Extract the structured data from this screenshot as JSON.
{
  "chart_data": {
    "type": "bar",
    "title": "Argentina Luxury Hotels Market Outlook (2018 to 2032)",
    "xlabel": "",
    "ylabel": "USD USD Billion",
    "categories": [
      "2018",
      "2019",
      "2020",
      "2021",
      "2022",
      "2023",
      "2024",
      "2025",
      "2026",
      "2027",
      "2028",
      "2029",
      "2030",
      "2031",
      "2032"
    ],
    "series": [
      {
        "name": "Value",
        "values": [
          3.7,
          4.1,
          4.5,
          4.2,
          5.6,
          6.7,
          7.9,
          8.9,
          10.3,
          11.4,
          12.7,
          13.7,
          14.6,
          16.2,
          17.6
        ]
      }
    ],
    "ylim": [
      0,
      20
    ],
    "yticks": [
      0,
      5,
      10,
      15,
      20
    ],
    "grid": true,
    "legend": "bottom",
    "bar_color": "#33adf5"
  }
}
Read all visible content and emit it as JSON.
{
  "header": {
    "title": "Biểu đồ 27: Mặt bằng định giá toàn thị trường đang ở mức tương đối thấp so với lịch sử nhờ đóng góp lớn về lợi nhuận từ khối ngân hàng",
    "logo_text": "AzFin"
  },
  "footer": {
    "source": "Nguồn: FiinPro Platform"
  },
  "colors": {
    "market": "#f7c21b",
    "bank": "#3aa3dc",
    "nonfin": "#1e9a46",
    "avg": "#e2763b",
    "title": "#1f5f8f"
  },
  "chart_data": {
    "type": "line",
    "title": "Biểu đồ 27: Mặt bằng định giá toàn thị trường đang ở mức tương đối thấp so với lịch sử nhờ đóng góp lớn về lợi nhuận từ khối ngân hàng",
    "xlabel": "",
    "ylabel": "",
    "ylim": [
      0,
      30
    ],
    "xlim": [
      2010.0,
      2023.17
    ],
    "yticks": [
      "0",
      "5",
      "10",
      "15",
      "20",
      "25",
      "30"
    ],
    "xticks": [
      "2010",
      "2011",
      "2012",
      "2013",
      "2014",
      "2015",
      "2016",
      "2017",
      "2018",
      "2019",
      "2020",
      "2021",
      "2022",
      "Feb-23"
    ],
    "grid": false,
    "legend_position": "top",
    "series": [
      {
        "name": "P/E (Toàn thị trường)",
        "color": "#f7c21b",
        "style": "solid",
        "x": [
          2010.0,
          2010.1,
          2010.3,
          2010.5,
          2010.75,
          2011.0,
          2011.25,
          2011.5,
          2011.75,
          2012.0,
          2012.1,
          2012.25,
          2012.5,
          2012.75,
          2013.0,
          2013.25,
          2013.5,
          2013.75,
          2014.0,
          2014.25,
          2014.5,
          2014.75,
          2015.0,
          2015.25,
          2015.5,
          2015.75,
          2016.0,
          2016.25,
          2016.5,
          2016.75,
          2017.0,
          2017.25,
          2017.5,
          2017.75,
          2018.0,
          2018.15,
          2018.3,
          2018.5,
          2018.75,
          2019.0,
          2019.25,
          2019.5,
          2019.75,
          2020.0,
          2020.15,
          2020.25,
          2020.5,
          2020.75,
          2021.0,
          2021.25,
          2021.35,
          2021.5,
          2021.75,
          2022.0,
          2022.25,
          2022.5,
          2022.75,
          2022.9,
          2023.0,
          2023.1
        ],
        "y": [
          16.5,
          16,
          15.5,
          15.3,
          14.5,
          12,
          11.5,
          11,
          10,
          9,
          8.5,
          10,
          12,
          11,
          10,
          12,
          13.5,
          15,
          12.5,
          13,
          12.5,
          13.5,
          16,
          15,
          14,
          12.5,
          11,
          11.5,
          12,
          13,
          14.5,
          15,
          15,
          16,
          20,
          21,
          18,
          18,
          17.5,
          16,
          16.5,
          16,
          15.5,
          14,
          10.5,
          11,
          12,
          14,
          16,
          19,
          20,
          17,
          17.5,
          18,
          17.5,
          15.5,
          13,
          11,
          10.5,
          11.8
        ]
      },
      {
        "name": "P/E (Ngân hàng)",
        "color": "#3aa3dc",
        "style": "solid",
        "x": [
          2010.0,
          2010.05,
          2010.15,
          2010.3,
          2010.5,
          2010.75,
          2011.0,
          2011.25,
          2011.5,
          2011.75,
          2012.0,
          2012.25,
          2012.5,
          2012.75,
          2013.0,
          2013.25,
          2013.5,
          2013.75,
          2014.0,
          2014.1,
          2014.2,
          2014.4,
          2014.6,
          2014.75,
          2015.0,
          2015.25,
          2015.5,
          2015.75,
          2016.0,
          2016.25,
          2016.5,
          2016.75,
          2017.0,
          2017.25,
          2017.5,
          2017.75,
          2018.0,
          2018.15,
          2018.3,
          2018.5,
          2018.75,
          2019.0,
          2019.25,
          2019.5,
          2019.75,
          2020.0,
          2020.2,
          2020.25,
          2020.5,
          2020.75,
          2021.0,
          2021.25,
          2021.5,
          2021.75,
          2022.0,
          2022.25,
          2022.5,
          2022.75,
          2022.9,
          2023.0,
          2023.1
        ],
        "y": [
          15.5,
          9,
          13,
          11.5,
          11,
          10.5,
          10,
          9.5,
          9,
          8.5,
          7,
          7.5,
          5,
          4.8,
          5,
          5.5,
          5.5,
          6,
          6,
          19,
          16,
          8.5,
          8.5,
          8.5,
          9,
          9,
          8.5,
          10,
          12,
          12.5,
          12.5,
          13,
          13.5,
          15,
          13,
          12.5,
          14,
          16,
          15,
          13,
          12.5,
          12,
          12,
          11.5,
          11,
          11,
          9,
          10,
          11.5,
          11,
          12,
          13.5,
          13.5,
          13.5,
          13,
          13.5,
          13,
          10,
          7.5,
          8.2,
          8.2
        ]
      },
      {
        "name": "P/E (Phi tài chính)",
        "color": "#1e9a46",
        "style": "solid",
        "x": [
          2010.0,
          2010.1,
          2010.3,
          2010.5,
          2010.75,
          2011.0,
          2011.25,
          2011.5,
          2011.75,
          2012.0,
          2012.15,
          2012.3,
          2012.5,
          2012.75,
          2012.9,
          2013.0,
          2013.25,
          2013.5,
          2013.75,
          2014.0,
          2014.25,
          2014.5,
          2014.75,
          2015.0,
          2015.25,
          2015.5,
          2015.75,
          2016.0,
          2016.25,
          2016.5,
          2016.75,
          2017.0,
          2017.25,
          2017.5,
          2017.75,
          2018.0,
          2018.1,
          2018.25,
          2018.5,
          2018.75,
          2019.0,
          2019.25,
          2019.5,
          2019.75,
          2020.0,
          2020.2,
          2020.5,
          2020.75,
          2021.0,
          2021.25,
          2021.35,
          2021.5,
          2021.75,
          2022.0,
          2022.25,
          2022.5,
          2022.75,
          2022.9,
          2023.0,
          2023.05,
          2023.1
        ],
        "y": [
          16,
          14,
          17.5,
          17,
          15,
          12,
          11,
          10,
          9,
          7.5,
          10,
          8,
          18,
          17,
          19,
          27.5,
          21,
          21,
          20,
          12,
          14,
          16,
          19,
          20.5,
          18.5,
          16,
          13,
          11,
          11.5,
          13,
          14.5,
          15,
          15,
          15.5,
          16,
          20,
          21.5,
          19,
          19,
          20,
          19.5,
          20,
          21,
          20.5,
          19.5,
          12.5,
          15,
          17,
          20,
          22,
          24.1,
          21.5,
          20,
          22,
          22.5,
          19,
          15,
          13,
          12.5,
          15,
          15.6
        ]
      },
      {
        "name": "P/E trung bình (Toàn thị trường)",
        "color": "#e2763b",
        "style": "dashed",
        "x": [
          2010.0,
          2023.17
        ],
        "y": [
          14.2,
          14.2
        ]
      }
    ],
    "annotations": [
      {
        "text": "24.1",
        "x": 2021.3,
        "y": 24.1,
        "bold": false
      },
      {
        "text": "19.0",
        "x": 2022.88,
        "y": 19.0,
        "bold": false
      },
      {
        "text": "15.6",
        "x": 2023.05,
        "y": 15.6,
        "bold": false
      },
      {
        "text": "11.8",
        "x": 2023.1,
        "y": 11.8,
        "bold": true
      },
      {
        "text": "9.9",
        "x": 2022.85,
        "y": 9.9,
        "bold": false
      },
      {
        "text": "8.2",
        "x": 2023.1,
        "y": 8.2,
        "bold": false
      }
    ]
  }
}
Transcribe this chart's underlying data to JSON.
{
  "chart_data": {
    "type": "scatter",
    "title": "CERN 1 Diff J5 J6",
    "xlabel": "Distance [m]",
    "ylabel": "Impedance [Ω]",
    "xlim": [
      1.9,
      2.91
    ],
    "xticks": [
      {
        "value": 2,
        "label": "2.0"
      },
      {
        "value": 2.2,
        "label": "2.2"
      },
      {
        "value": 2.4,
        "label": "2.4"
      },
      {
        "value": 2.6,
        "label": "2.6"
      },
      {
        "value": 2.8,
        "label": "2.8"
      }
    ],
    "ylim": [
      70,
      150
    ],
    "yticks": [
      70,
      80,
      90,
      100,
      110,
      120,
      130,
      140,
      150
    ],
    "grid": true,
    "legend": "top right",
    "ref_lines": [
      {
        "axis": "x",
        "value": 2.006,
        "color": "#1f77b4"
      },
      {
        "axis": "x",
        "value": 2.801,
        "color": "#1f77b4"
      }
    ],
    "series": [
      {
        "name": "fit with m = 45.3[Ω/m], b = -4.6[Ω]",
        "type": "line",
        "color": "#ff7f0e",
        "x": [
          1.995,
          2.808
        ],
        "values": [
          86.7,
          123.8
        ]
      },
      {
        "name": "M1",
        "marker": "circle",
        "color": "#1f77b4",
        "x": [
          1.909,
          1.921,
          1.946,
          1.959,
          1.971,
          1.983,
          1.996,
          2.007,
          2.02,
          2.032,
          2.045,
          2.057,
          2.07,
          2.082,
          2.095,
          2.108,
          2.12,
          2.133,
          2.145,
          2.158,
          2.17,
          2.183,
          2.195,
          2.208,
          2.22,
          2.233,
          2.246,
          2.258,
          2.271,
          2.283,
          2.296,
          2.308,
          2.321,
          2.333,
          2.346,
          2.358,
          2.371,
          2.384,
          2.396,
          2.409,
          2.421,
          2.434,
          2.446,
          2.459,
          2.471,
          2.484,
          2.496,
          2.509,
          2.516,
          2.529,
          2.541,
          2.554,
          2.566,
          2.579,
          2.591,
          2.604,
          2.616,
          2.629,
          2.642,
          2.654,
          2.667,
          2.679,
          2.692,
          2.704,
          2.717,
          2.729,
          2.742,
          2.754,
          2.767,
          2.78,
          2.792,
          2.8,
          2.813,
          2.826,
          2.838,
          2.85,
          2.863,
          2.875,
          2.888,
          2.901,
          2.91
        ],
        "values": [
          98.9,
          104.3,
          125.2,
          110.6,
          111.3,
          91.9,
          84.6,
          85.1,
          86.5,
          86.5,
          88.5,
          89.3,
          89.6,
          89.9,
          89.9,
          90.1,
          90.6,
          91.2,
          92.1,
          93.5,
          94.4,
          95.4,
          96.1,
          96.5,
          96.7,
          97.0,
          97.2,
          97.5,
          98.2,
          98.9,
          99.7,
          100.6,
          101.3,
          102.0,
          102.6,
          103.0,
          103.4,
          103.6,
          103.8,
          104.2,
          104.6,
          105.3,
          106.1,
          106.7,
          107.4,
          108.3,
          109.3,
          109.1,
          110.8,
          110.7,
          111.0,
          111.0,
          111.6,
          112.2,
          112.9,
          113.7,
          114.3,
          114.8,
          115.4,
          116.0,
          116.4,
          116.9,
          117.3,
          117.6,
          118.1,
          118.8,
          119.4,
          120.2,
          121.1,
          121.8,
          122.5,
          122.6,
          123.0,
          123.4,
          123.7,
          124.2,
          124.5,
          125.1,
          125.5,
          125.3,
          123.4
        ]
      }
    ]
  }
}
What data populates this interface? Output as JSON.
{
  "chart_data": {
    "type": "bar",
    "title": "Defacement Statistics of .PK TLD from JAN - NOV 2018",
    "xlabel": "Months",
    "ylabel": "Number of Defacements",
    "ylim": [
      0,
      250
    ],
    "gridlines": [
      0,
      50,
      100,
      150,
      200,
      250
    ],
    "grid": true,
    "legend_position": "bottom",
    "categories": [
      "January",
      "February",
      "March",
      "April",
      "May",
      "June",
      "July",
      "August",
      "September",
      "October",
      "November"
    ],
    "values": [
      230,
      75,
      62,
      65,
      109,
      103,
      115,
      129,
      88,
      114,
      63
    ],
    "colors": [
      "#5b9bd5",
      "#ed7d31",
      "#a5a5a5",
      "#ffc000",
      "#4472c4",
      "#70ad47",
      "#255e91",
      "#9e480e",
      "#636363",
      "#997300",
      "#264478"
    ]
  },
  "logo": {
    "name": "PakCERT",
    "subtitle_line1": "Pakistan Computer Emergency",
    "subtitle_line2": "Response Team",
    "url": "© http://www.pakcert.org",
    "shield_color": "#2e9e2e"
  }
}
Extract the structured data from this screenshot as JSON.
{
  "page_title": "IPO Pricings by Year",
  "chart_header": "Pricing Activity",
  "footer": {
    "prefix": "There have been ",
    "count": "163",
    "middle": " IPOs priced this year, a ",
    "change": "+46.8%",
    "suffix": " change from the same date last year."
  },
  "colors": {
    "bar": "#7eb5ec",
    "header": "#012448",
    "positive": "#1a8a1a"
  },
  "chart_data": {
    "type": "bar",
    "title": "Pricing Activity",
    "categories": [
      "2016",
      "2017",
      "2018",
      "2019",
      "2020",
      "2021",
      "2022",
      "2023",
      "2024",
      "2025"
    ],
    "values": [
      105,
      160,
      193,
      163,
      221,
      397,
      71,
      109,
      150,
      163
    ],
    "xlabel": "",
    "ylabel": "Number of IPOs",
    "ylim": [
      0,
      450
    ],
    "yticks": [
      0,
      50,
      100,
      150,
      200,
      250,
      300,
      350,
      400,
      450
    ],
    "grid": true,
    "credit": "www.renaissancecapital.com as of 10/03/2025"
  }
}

◆ **Directive**: Of the lines in the data above, how many contain the word "Activity"? Give only that figure.

◆ **Exercise result**: 2